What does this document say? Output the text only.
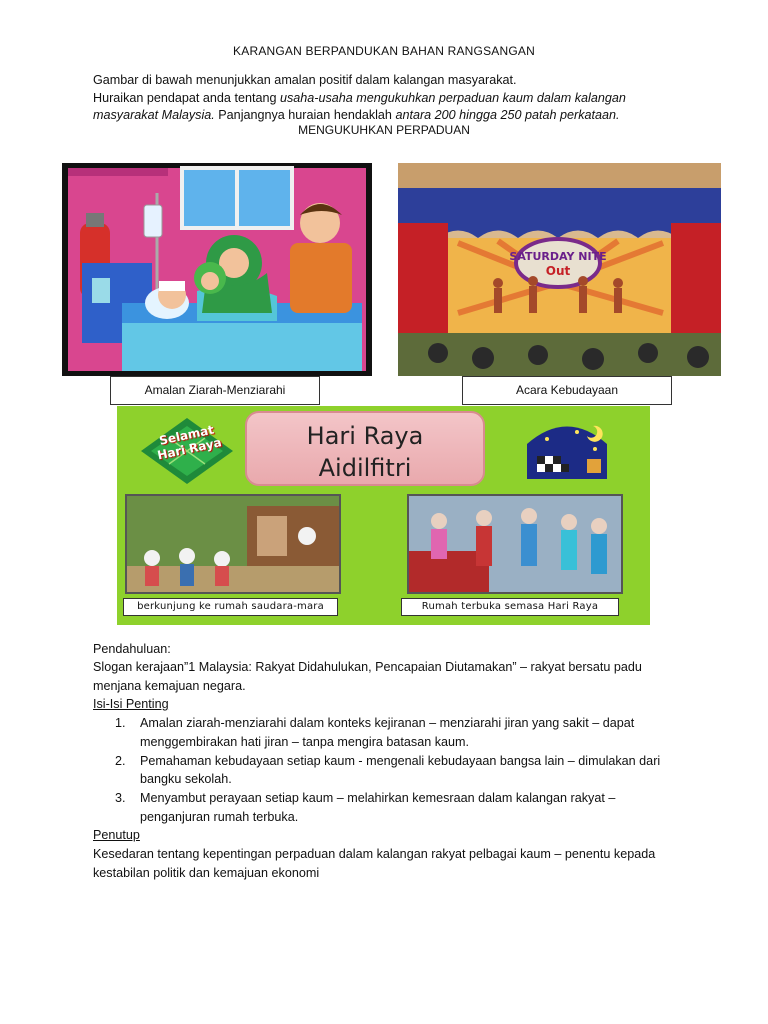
KARANGAN BERPANDUKAN BAHAN RANGSANGAN
Gambar di bawah menunjukkan amalan positif dalam kalangan masyarakat.
Huraikan pendapat anda tentang usaha-usaha mengukuhkan perpaduan kaum dalam kalangan masyarakat Malaysia. Panjangnya huraian hendaklah antara 200 hingga 250 patah perkataan.
MENGUKUHKAN PERPADUAN
Amalan Ziarah-Menziarahi
SATURDAY NITE
Out
Acara Kebudayaan
Selamat Hari Raya	Hari Raya
Aidilfitri
berkunjung ke rumah saudara-mara	Rumah terbuka semasa Hari Raya
Pendahuluan:
Slogan kerajaan”1 Malaysia: Rakyat Didahulukan, Pencapaian Diutamakan” – rakyat bersatu padu menjana kemajuan negara.
Isi-Isi Penting
1.	Amalan ziarah-menziarahi dalam konteks kejiranan – menziarahi jiran yang sakit – dapat menggembirakan hati jiran – tanpa mengira batasan kaum.
2.	Pemahaman kebudayaan setiap kaum - mengenali kebudayaan bangsa lain – dimulakan dari bangku sekolah.
3.	Menyambut perayaan setiap kaum – melahirkan kemesraan dalam kalangan rakyat – penganjuran rumah terbuka.
Penutup
Kesedaran tentang kepentingan perpaduan dalam kalangan rakyat pelbagai kaum – penentu kepada kestabilan politik dan kemajuan ekonomi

::::

• Goal: Output the material word for word, omitting its pictures.

• Result:
What does this document say? Output the text only.
KARANGAN BERPANDUKAN BAHAN RANGSANGAN
Gambar di bawah menunjukkan amalan positif dalam kalangan masyarakat.
Huraikan pendapat anda tentang usaha-usaha mengukuhkan perpaduan kaum dalam kalangan masyarakat Malaysia. Panjangnya huraian hendaklah antara 200 hingga 250 patah perkataan.
MENGUKUHKAN PERPADUAN
Amalan Ziarah-Menziarahi
SATURDAY NITE
Out
Acara Kebudayaan
Selamat Hari Raya	Hari Raya
Aidilfitri
berkunjung ke rumah saudara-mara	Rumah terbuka semasa Hari Raya
Pendahuluan:
Slogan kerajaan”1 Malaysia: Rakyat Didahulukan, Pencapaian Diutamakan” – rakyat bersatu padu menjana kemajuan negara.
Isi-Isi Penting
1.	Amalan ziarah-menziarahi dalam konteks kejiranan – menziarahi jiran yang sakit – dapat menggembirakan hati jiran – tanpa mengira batasan kaum.
2.	Pemahaman kebudayaan setiap kaum - mengenali kebudayaan bangsa lain – dimulakan dari bangku sekolah.
3.	Menyambut perayaan setiap kaum – melahirkan kemesraan dalam kalangan rakyat – penganjuran rumah terbuka.
Penutup
Kesedaran tentang kepentingan perpaduan dalam kalangan rakyat pelbagai kaum – penentu kepada kestabilan politik dan kemajuan ekonomi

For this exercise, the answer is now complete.